Excerpt from a dataset:
━━━

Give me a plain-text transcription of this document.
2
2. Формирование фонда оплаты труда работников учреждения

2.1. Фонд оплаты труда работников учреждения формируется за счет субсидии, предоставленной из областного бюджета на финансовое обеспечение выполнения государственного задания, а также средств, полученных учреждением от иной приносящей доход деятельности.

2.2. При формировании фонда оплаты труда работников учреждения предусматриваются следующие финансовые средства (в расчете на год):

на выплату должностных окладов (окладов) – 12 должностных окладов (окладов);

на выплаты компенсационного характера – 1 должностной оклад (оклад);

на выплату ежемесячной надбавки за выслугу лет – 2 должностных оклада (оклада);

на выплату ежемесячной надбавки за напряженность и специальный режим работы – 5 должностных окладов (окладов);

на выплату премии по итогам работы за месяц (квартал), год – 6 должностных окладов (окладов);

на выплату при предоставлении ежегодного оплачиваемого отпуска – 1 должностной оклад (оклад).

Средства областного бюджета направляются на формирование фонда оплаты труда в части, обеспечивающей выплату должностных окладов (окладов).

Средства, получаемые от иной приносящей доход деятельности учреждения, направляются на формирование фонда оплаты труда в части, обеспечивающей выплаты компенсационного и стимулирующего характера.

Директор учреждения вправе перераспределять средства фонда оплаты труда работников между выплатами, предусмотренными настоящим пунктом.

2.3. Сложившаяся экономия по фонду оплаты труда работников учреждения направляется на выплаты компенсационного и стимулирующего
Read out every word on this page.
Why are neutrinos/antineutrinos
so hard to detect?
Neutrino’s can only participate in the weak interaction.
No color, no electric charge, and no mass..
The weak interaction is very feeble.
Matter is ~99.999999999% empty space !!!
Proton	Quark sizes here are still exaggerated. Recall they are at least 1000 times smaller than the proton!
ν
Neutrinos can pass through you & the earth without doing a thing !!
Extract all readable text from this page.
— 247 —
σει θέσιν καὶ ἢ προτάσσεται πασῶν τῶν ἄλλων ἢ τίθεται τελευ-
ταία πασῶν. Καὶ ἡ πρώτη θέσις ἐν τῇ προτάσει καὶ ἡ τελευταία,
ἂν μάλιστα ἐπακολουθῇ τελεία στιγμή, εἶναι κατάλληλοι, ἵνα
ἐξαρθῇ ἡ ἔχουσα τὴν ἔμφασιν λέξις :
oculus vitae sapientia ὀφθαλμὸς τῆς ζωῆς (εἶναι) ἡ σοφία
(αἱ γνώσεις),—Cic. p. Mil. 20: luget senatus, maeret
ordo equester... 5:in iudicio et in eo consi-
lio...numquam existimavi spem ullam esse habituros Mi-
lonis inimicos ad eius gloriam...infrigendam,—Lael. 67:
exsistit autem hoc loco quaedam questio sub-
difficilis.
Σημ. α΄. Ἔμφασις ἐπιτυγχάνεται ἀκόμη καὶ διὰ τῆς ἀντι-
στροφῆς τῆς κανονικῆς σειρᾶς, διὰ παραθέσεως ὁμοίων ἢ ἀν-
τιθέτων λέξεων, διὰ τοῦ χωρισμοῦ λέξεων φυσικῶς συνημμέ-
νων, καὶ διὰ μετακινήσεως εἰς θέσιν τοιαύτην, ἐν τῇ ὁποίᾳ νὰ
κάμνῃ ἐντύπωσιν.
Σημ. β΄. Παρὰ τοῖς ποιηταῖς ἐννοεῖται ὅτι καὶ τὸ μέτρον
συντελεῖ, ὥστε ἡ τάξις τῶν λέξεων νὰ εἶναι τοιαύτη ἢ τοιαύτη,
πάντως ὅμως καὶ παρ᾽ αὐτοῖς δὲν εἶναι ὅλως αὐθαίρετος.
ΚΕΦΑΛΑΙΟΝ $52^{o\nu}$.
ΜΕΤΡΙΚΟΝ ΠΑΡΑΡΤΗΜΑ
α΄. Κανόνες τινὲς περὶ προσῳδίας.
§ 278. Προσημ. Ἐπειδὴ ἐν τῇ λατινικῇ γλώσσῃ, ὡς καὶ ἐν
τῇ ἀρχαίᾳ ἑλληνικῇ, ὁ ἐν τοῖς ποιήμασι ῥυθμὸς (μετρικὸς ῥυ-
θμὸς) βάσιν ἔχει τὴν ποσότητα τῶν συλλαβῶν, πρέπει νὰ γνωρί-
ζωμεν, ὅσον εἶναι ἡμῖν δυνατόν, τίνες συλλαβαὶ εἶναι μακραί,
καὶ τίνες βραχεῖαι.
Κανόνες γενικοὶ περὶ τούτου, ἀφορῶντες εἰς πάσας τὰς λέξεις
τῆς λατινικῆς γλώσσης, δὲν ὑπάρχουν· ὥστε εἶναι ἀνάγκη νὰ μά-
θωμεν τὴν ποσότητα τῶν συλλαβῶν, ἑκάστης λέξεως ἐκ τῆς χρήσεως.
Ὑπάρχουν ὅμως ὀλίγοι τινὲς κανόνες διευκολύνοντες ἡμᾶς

━━━

**What this task involves**
Using the material above, gather every line that includes "ὅμως".

**Task result**
πάντως ὅμως καὶ παρ᾽ αὐτοῖς δὲν εἶναι ὅλως αὐθαίρετος.
Ὑπάρχουν ὅμως ὀλίγοι τινὲς κανόνες διευκολύνοντες ἡμᾶς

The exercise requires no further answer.